*Directions*:
1. In the column imagining Al Gore's reaction to the Clinton interview, on what date is the print edition of Esquire with the Paterniti profile said to come out?
2. Carry on the column imagining Al Gore's reaction to the Clinton interview, picking up after its final line.

*Text section*:
----------------------------------------

Inside Gore’s mind

By Bill Steigerwald

Be kind enough, dear reader, to transport your mind inside Al Gore’s
(scary a thought as that is) as he reads the interview with his boss,
Bill Clinton, in the

November issue of Esquire
magazine.

Poor, poor me. Lord knows, I’ve tried to run as my own man. I’ve tried hard to get out from under his dark shadow. I mean, for months I’ve tried desperately to make American voters forget that I even know the guy. “What was his name again, Tipper? You remember. That chubby ladies’ man from Arkansas?”

“Bill Clinton, honey.”

“Yeah, him.”

Now Esquire sticks it to me. It releases this exclusive interview of him on

esquire.com
a week before the darn election. Who invented this stupid Internet anyway? No wonder I’m in such trouble. Instead of talking about me and my plans to save earth and its many-colored peoples, the media are all talking about him again.

“Tipper, you won’t believe the junk he says in this interview.”

His moral pain. His mental anguish. His hard work on behalf of the American people. How he suffered these last eight years. How everyone was against him. He didn’t do anything wrong. No. He was always working for the American people.

Look at these answers. How can he talk so long about himself? And this sniveling stuff about how the Republicans owe him an apology for what they put him and the country through.

“They never apologized to the country for impeachment, they never apologized for all the — things they’ve done. So what they tried to do at their convention was to have it both ways. They tried to get the people to keep beating up on me for something that the American people had put behind them.

“But folks, I think, that they haven’t necessarily put their abuse of power behind them. And so they have to be very careful about how they handle this, because the American people, they say, ‘Look, that’s over — this is about him and his family, and that’s behind us.'”

Behind us? Easy for him to say. What about me? Where’s my apology?

And boy, I wish Sam Donaldson would ask me easy questions like the ones this Esquire writer Michael Paterniti asked him: “In a way, is it fair to say that you took the presidency back from the two parties and gave it to the people?”

Oh, please. No more rough stuff. I confess. I can’t wait for Paterniti’s profile, “The Last Will and Testament of William Jefferson Clinton,” which will be published when the, gasp, dead-tree version of Esquire comes out Nov. 14.

“And this sleazy cover photo? What is wrong with him, Tipper?”

----------------------------------------

*Extracted data*:
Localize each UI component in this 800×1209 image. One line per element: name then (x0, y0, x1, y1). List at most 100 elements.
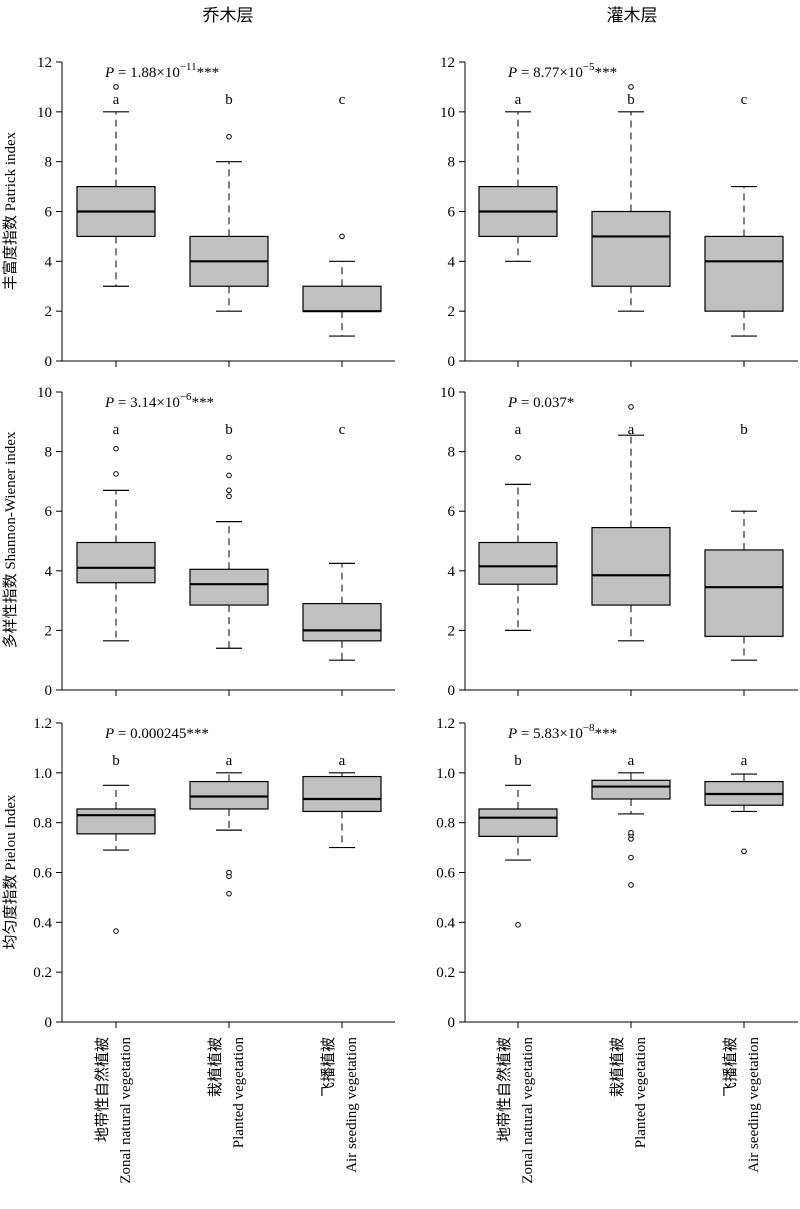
y-tick-label: 4 (448, 254, 456, 270)
y-tick-label: 6 (448, 205, 456, 221)
panel-tree-pielou: 0 0.2 0.4 0.6 0.8 1.0 1.2 b a a P = 0.000245*** (33, 716, 395, 1031)
y-tick-label: 8 (45, 155, 53, 171)
y-tick-label: 1.2 (436, 716, 455, 732)
y-tick-label: 0.6 (436, 866, 455, 882)
significance-letter: a (113, 92, 120, 108)
iqr-box (76, 808, 156, 835)
p-symbol: P (507, 65, 517, 81)
y-tick-label: 2 (45, 304, 53, 320)
y-tick-label: 6 (45, 504, 53, 520)
significance-letter: a (113, 422, 120, 438)
significance-letter: b (627, 92, 635, 108)
p-value-text: = 0.037 (517, 395, 567, 411)
box-1: a (76, 422, 156, 642)
column-title-tree: 乔木层 (203, 6, 254, 25)
box-3: a (302, 753, 382, 849)
y-tick-label: 8 (45, 445, 53, 461)
box-2: b (591, 84, 671, 312)
x-label-planted-cn: 栽植植被 (207, 1037, 224, 1097)
iqr-box (591, 526, 671, 606)
p-value-stars: *** (595, 65, 618, 81)
significance-letter: a (628, 422, 635, 438)
p-symbol: P (104, 65, 114, 81)
box-3: c (302, 422, 382, 661)
p-value-stars: *** (197, 65, 220, 81)
outlier-point (226, 487, 232, 494)
significance-letter: b (514, 753, 522, 769)
p-value-text: = 0.000245 (114, 726, 186, 742)
y-tick-label: 0 (45, 1015, 53, 1031)
box-3: c (704, 92, 784, 337)
row-label-pielou: 均匀度指数 Pielou Index (2, 794, 19, 949)
outlier-point (226, 133, 232, 140)
p-value-text: = 8.77×10 (517, 65, 583, 81)
iqr-box (704, 235, 784, 312)
y-tick-label: 10 (37, 105, 52, 121)
outlier-point (628, 854, 634, 861)
significance-letter: b (225, 422, 233, 438)
outlier-point (113, 471, 119, 477)
significance-letter: b (112, 753, 120, 769)
y-tick-label: 0.4 (33, 915, 52, 931)
iqr-box (478, 808, 558, 837)
p-value-annotation: P = 3.14×10−6*** (104, 391, 214, 411)
y-tick-label: 0 (448, 354, 456, 370)
x-label-zonal-cn: 地带性自然植被 (94, 1037, 111, 1142)
y-tick-label: 12 (440, 55, 455, 71)
box-3: a (704, 753, 784, 855)
outlier-point (113, 928, 119, 934)
y-tick-label: 10 (440, 105, 455, 121)
panel-shrub-shannon: 0 2 4 6 8 10 a a b P = 0.037* (440, 385, 798, 699)
y-tick-label: 1.0 (436, 766, 455, 782)
panel-shrub-pielou: 0 0.2 0.4 0.6 0.8 1.0 1.2 b a a P = 5.83×10−8*** (436, 716, 798, 1031)
y-tick-label: 4 (45, 564, 53, 580)
iqr-box (76, 541, 156, 584)
outlier-point (113, 445, 119, 452)
outlier-point (628, 829, 634, 836)
y-tick-label: 0 (45, 354, 53, 370)
significance-letter: c (741, 92, 748, 108)
box-2: a (591, 404, 671, 642)
iqr-box (302, 285, 382, 312)
x-label-air-cn: 飞播植被 (722, 1037, 739, 1097)
iqr-box (591, 779, 671, 800)
y-tick-label: 0.8 (33, 816, 52, 832)
iqr-box (189, 568, 269, 606)
p-value-annotation: P = 0.000245*** (104, 726, 209, 742)
box-1: b (76, 753, 156, 934)
x-label-air-cn: 飞播植被 (320, 1037, 337, 1097)
y-tick-label: 12 (37, 55, 52, 71)
box-1: a (76, 84, 156, 287)
x-label-planted-cn: 栽植植被 (609, 1037, 626, 1097)
box-2: a (189, 753, 269, 897)
box-1: a (478, 422, 558, 632)
outlier-point (515, 454, 521, 461)
x-category-labels-shrub: 地带性自然植被 Zonal natural vegetation 栽植植被 Pl… (496, 1037, 762, 1184)
p-value-text: = 5.83×10 (517, 726, 583, 742)
significance-letter: a (741, 753, 748, 769)
significance-letter: a (339, 753, 346, 769)
x-label-planted-en: Planted vegetation (633, 1037, 649, 1149)
p-value-stars: *** (186, 726, 209, 742)
outlier-point (628, 882, 634, 888)
x-label-zonal-cn: 地带性自然植被 (496, 1037, 513, 1142)
box-3: c (302, 92, 382, 337)
y-tick-label: 2 (45, 623, 53, 639)
p-value-exponent: −6 (180, 391, 192, 403)
outlier-point (113, 84, 119, 90)
y-tick-label: 0.8 (436, 816, 455, 832)
iqr-box (591, 210, 671, 287)
y-tick-label: 6 (45, 205, 53, 221)
y-tick-label: 0 (448, 1015, 456, 1031)
y-tick-label: 8 (448, 445, 456, 461)
y-tick-label: 4 (45, 254, 53, 270)
y-tick-label: 0.4 (436, 915, 455, 931)
p-symbol: P (104, 726, 114, 742)
outlier-point (339, 233, 345, 240)
p-value-stars: *** (192, 395, 215, 411)
p-symbol: P (104, 395, 114, 411)
box-2: b (189, 92, 269, 312)
y-tick-label: 8 (448, 155, 456, 171)
outlier-point (515, 922, 521, 928)
y-tick-label: 0 (448, 683, 456, 699)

----------------------------------------

*Results of the tasks*:
1. Nov. 14.

2.
How did that

Maureen
Dowd
woman at the New York Times describe it? “A come-hither cover picture of Mr. Clinton, saucily grinning, seated on a stool, hands on knees, knees spread apart, responding to the plea of a photographer, provocatively shooting from below, to ‘show me the love, Mr. President.'”

Brother.

I can’t really blame Esquire for breaking its word and posting the whole interview on the Web before the election. They’re desperate for any publicity. I hear they’re fighting for their life against that hot new British import, Maxim, and those other new girl-crazy men’s magazines.

I can’t really blame the Republicans, either. Politics isn’t pretty. I blame Bill. He just can’t shut up and let go of the microphone. He says here he’s ready to face the post-presidency courageously, ready to do whatever he can to be “an effective citizen, an effective force for the things I believe in when I get out of here, without getting in the way of the next president.”

Well, I’m sure George W. Bush will thank him.

“Tipper, honey, it’s time to go. Have you seen my rouge?”

Quick reads
You’ll find lots of good reporting, nice writing and tortured attempts at balance this week in

Time
and

Newsweek,
each of which delivers big election packages and tries not to notice that the polls now convincingly lean Bush’s way.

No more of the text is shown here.